| What is being asked |
Pictures should be excluded; otherwise, copy every entry exactly.

-- begin Supplied records --

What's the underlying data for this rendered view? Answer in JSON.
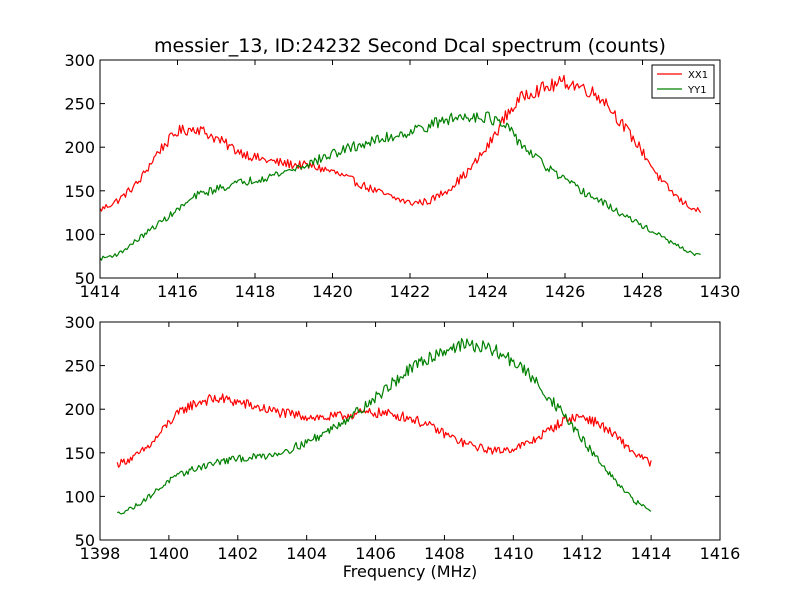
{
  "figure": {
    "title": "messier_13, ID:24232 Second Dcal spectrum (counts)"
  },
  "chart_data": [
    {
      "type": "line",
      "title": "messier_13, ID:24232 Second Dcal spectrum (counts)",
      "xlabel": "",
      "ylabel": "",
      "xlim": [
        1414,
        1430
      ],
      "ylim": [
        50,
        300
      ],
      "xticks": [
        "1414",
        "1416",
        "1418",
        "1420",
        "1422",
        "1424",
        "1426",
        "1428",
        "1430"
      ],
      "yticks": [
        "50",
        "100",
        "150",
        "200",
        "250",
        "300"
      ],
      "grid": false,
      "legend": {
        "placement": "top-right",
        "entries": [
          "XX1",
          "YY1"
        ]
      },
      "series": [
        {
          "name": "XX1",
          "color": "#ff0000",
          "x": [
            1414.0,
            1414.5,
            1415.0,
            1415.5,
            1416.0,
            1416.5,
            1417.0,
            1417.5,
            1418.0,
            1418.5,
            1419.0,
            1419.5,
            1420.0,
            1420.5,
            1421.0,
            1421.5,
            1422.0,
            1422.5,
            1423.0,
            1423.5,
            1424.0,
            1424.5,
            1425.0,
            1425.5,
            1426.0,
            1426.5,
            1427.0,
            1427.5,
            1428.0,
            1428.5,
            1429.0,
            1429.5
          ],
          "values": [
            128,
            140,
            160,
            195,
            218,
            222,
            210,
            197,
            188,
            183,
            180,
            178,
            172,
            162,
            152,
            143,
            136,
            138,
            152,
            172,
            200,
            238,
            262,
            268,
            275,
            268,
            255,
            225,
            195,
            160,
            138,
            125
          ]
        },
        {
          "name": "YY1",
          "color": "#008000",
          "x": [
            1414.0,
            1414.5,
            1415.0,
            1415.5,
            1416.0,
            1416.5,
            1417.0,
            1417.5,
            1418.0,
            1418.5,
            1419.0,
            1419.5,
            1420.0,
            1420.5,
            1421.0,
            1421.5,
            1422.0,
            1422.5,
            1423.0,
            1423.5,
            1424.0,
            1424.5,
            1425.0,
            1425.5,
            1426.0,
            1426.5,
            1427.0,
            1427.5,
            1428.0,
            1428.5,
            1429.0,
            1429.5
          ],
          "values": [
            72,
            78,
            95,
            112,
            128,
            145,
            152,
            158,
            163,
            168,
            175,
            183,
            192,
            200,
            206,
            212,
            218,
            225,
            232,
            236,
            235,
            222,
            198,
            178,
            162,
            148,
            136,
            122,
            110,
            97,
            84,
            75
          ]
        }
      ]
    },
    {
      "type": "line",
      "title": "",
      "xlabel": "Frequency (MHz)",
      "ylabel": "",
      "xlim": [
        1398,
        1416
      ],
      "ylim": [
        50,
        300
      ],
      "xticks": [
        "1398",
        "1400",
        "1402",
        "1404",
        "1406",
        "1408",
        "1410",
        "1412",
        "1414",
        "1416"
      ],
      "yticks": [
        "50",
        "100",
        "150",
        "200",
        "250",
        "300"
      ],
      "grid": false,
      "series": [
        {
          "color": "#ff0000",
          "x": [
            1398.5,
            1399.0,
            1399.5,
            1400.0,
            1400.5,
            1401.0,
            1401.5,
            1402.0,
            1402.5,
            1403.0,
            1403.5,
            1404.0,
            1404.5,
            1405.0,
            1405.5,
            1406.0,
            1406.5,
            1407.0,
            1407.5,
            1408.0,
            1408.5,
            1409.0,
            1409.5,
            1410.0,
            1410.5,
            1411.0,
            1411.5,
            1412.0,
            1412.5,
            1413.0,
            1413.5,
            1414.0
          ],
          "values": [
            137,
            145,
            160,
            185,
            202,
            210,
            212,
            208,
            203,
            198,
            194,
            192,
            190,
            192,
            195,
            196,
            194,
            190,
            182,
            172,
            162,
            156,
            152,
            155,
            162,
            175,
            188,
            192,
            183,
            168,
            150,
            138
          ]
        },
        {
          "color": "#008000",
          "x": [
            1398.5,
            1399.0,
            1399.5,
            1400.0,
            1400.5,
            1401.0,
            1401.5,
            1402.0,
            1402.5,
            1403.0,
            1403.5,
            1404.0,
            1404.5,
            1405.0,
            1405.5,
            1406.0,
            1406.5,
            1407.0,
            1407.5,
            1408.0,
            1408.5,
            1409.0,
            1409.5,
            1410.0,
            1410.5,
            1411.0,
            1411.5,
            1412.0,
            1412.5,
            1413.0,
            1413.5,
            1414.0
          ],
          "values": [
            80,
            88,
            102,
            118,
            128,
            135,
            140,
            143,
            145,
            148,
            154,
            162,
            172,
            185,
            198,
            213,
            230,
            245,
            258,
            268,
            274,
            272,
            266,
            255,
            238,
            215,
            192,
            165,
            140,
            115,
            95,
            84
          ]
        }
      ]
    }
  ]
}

-- end Supplied records --

| Exercise response |
What's the underlying data for this rendered view? Answer in JSON.
{
  "figure": {
    "title": "messier_13, ID:24232 Second Dcal spectrum (counts)"
  },
  "chart_data": [
    {
      "type": "line",
      "title": "messier_13, ID:24232 Second Dcal spectrum (counts)",
      "xlabel": "",
      "ylabel": "",
      "xlim": [
        1414,
        1430
      ],
      "ylim": [
        50,
        300
      ],
      "xticks": [
        "1414",
        "1416",
        "1418",
        "1420",
        "1422",
        "1424",
        "1426",
        "1428",
        "1430"
      ],
      "yticks": [
        "50",
        "100",
        "150",
        "200",
        "250",
        "300"
      ],
      "grid": false,
      "legend": {
        "placement": "top-right",
        "entries": [
          "XX1",
          "YY1"
        ]
      },
      "series": [
        {
          "name": "XX1",
          "color": "#ff0000",
          "x": [
            1414.0,
            1414.5,
            1415.0,
            1415.5,
            1416.0,
            1416.5,
            1417.0,
            1417.5,
            1418.0,
            1418.5,
            1419.0,
            1419.5,
            1420.0,
            1420.5,
            1421.0,
            1421.5,
            1422.0,
            1422.5,
            1423.0,
            1423.5,
            1424.0,
            1424.5,
            1425.0,
            1425.5,
            1426.0,
            1426.5,
            1427.0,
            1427.5,
            1428.0,
            1428.5,
            1429.0,
            1429.5
          ],
          "values": [
            128,
            140,
            160,
            195,
            218,
            222,
            210,
            197,
            188,
            183,
            180,
            178,
            172,
            162,
            152,
            143,
            136,
            138,
            152,
            172,
            200,
            238,
            262,
            268,
            275,
            268,
            255,
            225,
            195,
            160,
            138,
            125
          ]
        },
        {
          "name": "YY1",
          "color": "#008000",
          "x": [
            1414.0,
            1414.5,
            1415.0,
            1415.5,
            1416.0,
            1416.5,
            1417.0,
            1417.5,
            1418.0,
            1418.5,
            1419.0,
            1419.5,
            1420.0,
            1420.5,
            1421.0,
            1421.5,
            1422.0,
            1422.5,
            1423.0,
            1423.5,
            1424.0,
            1424.5,
            1425.0,
            1425.5,
            1426.0,
            1426.5,
            1427.0,
            1427.5,
            1428.0,
            1428.5,
            1429.0,
            1429.5
          ],
          "values": [
            72,
            78,
            95,
            112,
            128,
            145,
            152,
            158,
            163,
            168,
            175,
            183,
            192,
            200,
            206,
            212,
            218,
            225,
            232,
            236,
            235,
            222,
            198,
            178,
            162,
            148,
            136,
            122,
            110,
            97,
            84,
            75
          ]
        }
      ]
    },
    {
      "type": "line",
      "title": "",
      "xlabel": "Frequency (MHz)",
      "ylabel": "",
      "xlim": [
        1398,
        1416
      ],
      "ylim": [
        50,
        300
      ],
      "xticks": [
        "1398",
        "1400",
        "1402",
        "1404",
        "1406",
        "1408",
        "1410",
        "1412",
        "1414",
        "1416"
      ],
      "yticks": [
        "50",
        "100",
        "150",
        "200",
        "250",
        "300"
      ],
      "grid": false,
      "series": [
        {
          "color": "#ff0000",
          "x": [
            1398.5,
            1399.0,
            1399.5,
            1400.0,
            1400.5,
            1401.0,
            1401.5,
            1402.0,
            1402.5,
            1403.0,
            1403.5,
            1404.0,
            1404.5,
            1405.0,
            1405.5,
            1406.0,
            1406.5,
            1407.0,
            1407.5,
            1408.0,
            1408.5,
            1409.0,
            1409.5,
            1410.0,
            1410.5,
            1411.0,
            1411.5,
            1412.0,
            1412.5,
            1413.0,
            1413.5,
            1414.0
          ],
          "values": [
            137,
            145,
            160,
            185,
            202,
            210,
            212,
            208,
            203,
            198,
            194,
            192,
            190,
            192,
            195,
            196,
            194,
            190,
            182,
            172,
            162,
            156,
            152,
            155,
            162,
            175,
            188,
            192,
            183,
            168,
            150,
            138
          ]
        },
        {
          "color": "#008000",
          "x": [
            1398.5,
            1399.0,
            1399.5,
            1400.0,
            1400.5,
            1401.0,
            1401.5,
            1402.0,
            1402.5,
            1403.0,
            1403.5,
            1404.0,
            1404.5,
            1405.0,
            1405.5,
            1406.0,
            1406.5,
            1407.0,
            1407.5,
            1408.0,
            1408.5,
            1409.0,
            1409.5,
            1410.0,
            1410.5,
            1411.0,
            1411.5,
            1412.0,
            1412.5,
            1413.0,
            1413.5,
            1414.0
          ],
          "values": [
            80,
            88,
            102,
            118,
            128,
            135,
            140,
            143,
            145,
            148,
            154,
            162,
            172,
            185,
            198,
            213,
            230,
            245,
            258,
            268,
            274,
            272,
            266,
            255,
            238,
            215,
            192,
            165,
            140,
            115,
            95,
            84
          ]
        }
      ]
    }
  ]
}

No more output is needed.